> [Instruction]:
Locate each line with the string "EBEBEB" in the listing below and copy it.

────────────────────

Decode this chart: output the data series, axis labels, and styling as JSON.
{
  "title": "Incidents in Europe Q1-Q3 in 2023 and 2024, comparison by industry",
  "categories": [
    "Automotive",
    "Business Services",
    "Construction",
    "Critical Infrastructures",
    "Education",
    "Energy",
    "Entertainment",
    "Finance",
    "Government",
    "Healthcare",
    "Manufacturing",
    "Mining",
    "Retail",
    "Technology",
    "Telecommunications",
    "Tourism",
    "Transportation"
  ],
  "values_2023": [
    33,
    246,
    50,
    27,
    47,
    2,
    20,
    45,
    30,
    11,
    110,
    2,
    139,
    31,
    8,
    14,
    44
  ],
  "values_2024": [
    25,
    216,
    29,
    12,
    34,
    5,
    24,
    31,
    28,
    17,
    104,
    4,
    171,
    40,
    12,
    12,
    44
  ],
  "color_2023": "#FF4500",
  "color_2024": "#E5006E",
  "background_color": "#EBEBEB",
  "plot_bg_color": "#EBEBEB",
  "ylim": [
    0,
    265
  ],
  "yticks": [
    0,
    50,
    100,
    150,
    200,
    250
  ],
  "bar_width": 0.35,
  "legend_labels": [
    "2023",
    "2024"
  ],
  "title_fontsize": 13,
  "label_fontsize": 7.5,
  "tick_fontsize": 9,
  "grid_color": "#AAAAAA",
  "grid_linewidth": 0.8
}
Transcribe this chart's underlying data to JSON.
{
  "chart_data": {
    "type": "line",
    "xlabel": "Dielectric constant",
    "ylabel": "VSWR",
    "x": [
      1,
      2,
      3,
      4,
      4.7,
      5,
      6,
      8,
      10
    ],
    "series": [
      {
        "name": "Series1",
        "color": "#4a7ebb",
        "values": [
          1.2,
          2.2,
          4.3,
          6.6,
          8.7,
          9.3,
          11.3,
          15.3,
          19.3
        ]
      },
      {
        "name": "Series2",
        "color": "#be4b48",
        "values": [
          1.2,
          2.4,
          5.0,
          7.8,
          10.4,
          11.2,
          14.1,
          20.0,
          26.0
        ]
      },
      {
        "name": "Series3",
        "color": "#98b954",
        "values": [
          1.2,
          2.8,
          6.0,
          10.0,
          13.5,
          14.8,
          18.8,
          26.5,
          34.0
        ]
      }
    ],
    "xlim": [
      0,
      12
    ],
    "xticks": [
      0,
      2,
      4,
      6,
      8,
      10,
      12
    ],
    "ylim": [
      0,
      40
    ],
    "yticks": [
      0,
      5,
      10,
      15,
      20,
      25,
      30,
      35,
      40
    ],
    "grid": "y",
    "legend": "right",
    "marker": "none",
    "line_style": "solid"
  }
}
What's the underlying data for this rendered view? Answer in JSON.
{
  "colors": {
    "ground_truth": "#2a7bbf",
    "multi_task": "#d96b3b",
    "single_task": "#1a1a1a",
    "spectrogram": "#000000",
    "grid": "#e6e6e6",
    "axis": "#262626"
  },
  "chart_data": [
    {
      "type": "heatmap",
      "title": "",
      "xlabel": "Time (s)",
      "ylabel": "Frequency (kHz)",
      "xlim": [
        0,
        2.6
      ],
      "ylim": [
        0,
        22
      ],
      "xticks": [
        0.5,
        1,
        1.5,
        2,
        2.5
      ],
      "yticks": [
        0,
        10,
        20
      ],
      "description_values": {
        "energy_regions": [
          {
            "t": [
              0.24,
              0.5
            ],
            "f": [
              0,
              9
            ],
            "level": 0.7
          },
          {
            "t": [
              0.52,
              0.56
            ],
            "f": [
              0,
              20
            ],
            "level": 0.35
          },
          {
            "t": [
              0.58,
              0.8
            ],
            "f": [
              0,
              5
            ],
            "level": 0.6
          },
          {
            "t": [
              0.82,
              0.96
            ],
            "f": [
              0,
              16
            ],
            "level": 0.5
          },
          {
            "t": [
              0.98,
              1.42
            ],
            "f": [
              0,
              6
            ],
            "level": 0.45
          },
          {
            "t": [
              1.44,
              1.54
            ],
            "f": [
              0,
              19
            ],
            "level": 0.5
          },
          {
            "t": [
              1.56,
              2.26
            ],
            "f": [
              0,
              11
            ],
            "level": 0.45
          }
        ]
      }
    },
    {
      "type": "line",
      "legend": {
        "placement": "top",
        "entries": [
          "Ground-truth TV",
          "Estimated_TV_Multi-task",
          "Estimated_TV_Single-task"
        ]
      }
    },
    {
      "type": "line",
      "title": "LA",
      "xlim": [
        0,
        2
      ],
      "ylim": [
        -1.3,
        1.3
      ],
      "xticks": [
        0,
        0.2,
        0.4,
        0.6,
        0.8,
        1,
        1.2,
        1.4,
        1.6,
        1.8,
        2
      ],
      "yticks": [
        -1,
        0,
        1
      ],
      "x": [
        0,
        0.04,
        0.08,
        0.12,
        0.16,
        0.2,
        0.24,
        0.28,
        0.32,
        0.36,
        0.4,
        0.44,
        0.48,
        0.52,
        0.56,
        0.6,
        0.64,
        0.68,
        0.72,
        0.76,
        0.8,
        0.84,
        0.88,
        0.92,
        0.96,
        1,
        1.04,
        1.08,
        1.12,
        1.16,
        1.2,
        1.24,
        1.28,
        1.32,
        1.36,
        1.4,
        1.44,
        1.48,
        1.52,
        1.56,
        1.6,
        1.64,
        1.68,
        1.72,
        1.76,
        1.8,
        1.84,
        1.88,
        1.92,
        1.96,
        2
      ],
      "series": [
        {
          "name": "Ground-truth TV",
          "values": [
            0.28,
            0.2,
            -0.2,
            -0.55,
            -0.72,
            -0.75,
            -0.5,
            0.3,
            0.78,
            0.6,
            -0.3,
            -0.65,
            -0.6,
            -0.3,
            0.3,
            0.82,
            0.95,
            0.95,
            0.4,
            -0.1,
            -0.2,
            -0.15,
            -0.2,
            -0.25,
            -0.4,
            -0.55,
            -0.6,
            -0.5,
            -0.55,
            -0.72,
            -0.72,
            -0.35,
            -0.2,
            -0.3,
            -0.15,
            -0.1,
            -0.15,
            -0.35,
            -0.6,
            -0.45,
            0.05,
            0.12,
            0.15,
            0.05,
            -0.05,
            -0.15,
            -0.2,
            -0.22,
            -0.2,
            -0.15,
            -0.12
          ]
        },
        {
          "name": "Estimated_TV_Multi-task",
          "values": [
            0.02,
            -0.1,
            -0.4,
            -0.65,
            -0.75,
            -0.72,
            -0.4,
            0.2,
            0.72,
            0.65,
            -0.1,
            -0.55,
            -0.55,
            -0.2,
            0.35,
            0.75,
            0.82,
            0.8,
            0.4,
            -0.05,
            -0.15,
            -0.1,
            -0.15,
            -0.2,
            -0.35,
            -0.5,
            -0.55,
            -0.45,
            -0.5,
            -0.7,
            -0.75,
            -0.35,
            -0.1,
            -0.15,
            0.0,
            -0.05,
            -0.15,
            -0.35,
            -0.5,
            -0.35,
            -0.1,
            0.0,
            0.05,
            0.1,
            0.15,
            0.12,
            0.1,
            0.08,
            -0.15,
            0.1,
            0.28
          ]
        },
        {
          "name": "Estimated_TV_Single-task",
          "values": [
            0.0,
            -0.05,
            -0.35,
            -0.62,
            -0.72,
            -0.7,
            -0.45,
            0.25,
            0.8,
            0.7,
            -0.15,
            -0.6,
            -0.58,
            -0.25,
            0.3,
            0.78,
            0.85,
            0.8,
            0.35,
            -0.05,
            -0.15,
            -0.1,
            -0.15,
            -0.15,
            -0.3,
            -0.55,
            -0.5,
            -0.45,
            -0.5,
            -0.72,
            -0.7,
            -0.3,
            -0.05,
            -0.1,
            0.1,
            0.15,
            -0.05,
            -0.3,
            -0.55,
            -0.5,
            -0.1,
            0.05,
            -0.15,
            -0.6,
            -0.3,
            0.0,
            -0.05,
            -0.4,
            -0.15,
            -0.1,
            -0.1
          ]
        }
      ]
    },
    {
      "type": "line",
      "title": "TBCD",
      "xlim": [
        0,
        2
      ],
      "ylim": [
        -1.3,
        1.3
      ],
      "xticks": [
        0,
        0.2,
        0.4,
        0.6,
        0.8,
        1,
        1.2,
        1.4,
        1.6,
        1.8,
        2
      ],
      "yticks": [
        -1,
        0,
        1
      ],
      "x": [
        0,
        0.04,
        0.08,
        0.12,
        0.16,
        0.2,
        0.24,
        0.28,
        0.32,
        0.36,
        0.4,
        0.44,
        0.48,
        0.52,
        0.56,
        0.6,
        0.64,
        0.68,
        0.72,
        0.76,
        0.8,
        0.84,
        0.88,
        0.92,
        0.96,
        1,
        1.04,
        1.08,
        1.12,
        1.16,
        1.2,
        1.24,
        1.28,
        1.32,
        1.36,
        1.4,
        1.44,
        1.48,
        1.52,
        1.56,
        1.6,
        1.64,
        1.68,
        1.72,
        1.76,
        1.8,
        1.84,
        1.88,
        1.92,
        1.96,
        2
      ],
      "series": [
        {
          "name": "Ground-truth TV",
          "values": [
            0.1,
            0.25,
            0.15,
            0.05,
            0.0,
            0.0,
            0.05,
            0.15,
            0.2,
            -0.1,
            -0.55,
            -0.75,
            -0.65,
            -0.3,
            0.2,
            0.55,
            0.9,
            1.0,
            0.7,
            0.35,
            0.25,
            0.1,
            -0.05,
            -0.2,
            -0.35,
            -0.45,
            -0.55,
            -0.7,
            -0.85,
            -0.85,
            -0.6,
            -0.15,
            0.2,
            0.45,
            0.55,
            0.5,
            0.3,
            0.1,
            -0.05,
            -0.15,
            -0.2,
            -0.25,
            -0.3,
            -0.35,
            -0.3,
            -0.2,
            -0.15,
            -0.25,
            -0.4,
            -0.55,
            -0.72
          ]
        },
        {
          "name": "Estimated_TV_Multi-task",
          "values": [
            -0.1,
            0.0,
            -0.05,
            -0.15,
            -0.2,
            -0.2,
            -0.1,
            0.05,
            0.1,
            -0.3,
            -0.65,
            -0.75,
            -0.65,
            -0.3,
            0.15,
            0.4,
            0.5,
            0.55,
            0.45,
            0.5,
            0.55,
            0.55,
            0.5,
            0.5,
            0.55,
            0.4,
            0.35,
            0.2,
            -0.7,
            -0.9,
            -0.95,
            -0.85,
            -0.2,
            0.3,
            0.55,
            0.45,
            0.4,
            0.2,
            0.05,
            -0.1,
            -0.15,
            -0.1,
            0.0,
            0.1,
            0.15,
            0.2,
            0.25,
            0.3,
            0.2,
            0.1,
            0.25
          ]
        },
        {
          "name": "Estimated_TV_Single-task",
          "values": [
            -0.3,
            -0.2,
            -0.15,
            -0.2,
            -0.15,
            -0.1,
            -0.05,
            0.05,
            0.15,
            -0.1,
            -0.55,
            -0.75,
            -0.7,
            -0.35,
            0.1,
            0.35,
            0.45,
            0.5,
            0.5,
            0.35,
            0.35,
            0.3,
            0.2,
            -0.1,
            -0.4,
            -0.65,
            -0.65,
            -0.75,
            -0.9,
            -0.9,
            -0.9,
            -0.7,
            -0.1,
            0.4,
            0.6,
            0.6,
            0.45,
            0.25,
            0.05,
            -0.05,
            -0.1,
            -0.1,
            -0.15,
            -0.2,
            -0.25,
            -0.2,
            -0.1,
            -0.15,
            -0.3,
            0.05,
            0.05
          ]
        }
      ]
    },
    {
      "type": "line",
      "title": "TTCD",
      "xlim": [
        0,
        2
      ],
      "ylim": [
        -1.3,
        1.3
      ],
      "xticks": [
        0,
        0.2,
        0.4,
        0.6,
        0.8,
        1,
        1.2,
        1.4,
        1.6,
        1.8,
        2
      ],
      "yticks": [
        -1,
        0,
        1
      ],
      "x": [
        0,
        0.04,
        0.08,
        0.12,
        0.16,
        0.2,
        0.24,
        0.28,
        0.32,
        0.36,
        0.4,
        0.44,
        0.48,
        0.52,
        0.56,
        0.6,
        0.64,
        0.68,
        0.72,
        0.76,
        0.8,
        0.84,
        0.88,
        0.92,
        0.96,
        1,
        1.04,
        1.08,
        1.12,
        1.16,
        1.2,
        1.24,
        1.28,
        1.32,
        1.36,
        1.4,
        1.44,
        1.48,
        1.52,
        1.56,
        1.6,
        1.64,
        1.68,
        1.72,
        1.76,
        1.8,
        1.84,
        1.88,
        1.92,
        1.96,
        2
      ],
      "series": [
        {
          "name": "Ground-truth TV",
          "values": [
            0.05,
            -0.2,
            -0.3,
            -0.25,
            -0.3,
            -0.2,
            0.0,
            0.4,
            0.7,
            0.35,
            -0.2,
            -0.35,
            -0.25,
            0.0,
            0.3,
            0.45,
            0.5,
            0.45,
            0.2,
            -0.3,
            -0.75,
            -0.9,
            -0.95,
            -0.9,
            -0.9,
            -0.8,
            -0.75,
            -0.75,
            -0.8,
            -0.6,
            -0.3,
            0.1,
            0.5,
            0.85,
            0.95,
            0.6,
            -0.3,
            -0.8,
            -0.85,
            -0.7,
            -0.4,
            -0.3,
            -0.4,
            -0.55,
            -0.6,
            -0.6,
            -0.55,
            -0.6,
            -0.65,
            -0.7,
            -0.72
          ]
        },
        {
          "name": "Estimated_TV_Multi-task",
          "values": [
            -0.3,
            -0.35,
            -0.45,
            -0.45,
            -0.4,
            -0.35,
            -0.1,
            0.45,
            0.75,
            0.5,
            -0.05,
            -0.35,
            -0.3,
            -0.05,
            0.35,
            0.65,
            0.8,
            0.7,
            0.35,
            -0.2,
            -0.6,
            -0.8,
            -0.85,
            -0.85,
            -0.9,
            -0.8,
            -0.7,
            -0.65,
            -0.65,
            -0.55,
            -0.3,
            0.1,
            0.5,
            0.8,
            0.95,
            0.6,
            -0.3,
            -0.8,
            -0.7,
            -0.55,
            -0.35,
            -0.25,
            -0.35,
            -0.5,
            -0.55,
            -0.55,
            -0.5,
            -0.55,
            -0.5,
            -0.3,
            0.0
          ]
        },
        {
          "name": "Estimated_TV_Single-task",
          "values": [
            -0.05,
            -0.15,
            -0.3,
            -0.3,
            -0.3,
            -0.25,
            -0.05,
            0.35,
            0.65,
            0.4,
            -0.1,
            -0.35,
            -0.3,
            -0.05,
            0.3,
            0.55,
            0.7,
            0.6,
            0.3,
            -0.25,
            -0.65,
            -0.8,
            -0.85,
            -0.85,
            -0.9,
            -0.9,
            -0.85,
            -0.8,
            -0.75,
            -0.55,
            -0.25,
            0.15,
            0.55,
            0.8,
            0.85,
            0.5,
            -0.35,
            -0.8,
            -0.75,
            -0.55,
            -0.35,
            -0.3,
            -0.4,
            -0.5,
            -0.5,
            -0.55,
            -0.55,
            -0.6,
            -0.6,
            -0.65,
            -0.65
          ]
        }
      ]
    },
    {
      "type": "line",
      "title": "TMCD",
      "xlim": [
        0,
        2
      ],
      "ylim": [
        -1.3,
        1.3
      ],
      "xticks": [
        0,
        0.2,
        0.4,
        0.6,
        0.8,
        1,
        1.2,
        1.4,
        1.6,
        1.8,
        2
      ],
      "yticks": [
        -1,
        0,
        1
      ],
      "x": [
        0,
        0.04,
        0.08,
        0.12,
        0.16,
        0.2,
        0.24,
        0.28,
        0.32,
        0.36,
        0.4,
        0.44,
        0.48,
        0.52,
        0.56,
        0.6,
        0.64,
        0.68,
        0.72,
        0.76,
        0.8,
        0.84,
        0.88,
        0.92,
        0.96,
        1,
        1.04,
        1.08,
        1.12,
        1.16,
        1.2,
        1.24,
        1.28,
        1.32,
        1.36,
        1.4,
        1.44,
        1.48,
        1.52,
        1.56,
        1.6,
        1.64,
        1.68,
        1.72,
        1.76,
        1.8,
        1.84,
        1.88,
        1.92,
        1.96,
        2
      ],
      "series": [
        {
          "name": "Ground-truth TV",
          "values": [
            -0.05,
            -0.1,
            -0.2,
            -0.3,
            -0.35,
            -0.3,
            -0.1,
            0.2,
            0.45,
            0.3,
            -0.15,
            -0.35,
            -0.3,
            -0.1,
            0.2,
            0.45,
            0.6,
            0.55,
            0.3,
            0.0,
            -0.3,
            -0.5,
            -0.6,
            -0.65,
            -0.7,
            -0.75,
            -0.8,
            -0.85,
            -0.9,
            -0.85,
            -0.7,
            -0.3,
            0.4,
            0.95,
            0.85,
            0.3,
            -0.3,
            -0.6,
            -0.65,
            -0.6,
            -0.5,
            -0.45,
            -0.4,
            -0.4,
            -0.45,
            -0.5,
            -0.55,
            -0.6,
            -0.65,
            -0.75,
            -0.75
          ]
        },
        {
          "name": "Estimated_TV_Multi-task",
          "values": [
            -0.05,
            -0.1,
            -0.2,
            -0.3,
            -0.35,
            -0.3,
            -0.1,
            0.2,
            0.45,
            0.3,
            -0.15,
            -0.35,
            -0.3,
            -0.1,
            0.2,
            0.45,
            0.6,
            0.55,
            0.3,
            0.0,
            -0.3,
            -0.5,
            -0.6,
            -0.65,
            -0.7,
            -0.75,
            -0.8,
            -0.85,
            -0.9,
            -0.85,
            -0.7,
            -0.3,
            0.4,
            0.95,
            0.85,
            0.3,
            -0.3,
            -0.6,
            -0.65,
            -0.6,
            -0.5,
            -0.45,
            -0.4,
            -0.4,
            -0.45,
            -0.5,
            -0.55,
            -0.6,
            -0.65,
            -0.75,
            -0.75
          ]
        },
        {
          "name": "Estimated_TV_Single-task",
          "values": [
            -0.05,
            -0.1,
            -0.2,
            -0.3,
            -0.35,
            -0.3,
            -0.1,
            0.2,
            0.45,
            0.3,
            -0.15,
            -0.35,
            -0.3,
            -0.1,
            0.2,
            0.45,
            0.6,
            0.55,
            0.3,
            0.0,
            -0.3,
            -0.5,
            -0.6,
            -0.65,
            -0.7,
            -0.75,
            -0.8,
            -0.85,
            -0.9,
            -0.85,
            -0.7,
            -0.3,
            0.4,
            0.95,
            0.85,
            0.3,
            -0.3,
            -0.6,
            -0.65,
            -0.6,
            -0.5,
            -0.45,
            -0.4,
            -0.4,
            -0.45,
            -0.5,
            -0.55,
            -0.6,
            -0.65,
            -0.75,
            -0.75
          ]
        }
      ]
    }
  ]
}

────────────────────

> [Answer for this exercise]:
  "background_color": "#EBEBEB",
  "plot_bg_color": "#EBEBEB",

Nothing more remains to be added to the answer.